* [INSTRUCTIONS TO FOLLOW]: Output the records exactly. Include every line.

++++ INFORMATION GIVEN

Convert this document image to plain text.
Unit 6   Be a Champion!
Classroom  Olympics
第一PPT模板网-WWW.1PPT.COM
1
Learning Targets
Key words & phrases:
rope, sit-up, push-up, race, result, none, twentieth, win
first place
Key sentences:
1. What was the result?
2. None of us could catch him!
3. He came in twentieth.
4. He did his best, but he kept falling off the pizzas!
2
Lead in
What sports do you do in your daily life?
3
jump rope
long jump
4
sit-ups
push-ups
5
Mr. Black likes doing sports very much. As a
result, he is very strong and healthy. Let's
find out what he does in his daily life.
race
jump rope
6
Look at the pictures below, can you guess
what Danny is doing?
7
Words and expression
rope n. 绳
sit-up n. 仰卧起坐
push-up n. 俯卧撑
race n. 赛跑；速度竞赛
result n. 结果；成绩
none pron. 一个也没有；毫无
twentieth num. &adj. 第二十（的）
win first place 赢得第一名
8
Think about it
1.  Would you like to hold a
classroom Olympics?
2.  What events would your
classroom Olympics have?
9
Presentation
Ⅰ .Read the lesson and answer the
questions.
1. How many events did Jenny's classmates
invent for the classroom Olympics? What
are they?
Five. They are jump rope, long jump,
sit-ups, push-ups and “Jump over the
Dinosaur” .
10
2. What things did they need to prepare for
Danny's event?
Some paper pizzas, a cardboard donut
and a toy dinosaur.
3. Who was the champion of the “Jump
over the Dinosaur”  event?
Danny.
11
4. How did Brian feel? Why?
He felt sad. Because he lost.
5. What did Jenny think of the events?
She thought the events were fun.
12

++++++++

* [CORRECT RESPONSE]:
Convert this document image to plain text.
Unit 6   Be a Champion!
Classroom  Olympics
第一PPT模板网-WWW.1PPT.COM
1
Learning Targets
Key words & phrases:
rope, sit-up, push-up, race, result, none, twentieth, win
first place
Key sentences:
1. What was the result?
2. None of us could catch him!
3. He came in twentieth.
4. He did his best, but he kept falling off the pizzas!
2
Lead in
What sports do you do in your daily life?
3
jump rope
long jump
4
sit-ups
push-ups
5
Mr. Black likes doing sports very much. As a
result, he is very strong and healthy. Let's
find out what he does in his daily life.
race
jump rope
6
Look at the pictures below, can you guess
what Danny is doing?
7
Words and expression
rope n. 绳
sit-up n. 仰卧起坐
push-up n. 俯卧撑
race n. 赛跑；速度竞赛
result n. 结果；成绩
none pron. 一个也没有；毫无
twentieth num. &adj. 第二十（的）
win first place 赢得第一名
8
Think about it
1.  Would you like to hold a
classroom Olympics?
2.  What events would your
classroom Olympics have?
9
Presentation
Ⅰ .Read the lesson and answer the
questions.
1. How many events did Jenny's classmates
invent for the classroom Olympics? What
are they?
Five. They are jump rope, long jump,
sit-ups, push-ups and “Jump over the
Dinosaur” .
10
2. What things did they need to prepare for
Danny's event?
Some paper pizzas, a cardboard donut
and a toy dinosaur.
3. Who was the champion of the “Jump
over the Dinosaur”  event?
Danny.
11
4. How did Brian feel? Why?
He felt sad. Because he lost.
5. What did Jenny think of the events?
She thought the events were fun.
12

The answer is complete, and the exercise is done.